» EXCERPTED RECORDS
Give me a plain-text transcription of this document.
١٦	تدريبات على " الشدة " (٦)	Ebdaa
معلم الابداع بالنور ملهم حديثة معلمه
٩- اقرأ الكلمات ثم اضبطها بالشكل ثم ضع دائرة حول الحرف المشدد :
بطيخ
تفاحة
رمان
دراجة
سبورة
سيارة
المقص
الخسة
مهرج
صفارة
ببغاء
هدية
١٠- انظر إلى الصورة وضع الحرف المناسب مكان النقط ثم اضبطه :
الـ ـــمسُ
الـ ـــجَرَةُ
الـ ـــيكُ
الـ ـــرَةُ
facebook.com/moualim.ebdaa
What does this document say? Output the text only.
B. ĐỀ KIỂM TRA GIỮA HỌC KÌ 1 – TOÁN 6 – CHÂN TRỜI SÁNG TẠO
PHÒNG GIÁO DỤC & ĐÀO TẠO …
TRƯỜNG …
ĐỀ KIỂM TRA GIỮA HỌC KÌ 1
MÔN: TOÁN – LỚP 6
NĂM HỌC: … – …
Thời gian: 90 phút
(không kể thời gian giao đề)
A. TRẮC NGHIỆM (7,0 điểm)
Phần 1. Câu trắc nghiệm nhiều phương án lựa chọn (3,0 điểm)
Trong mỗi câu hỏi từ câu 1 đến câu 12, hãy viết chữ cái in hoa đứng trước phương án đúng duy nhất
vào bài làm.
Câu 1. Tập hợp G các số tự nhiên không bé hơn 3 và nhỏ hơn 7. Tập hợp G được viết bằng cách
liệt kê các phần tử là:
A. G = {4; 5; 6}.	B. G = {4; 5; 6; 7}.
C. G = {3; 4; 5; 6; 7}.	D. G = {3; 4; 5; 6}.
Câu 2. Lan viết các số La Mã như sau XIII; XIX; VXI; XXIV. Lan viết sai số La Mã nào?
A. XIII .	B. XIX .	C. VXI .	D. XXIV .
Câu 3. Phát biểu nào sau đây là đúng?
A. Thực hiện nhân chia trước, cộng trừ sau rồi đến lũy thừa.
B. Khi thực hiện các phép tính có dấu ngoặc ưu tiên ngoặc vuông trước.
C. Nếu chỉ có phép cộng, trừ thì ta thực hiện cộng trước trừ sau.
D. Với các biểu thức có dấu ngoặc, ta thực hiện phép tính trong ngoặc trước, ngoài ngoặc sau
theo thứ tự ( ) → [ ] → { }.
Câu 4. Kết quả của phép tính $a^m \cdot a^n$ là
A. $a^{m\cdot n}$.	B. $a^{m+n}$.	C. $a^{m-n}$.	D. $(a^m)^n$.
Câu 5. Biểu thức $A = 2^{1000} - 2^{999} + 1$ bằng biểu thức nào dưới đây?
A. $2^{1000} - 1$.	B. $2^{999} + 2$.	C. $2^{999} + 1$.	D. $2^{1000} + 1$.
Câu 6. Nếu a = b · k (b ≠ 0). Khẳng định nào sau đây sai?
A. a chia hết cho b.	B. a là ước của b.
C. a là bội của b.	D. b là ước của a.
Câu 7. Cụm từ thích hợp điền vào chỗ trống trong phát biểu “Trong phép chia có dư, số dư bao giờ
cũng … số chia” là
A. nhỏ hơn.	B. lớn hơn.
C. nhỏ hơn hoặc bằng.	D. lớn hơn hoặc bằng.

» WHAT YOU ARE ASKED TO DO
Collect the lines that hold "gian".

» RESPONSE TO THIS EXERCISE
Thời gian: 90 phút
(không kể thời gian giao đề)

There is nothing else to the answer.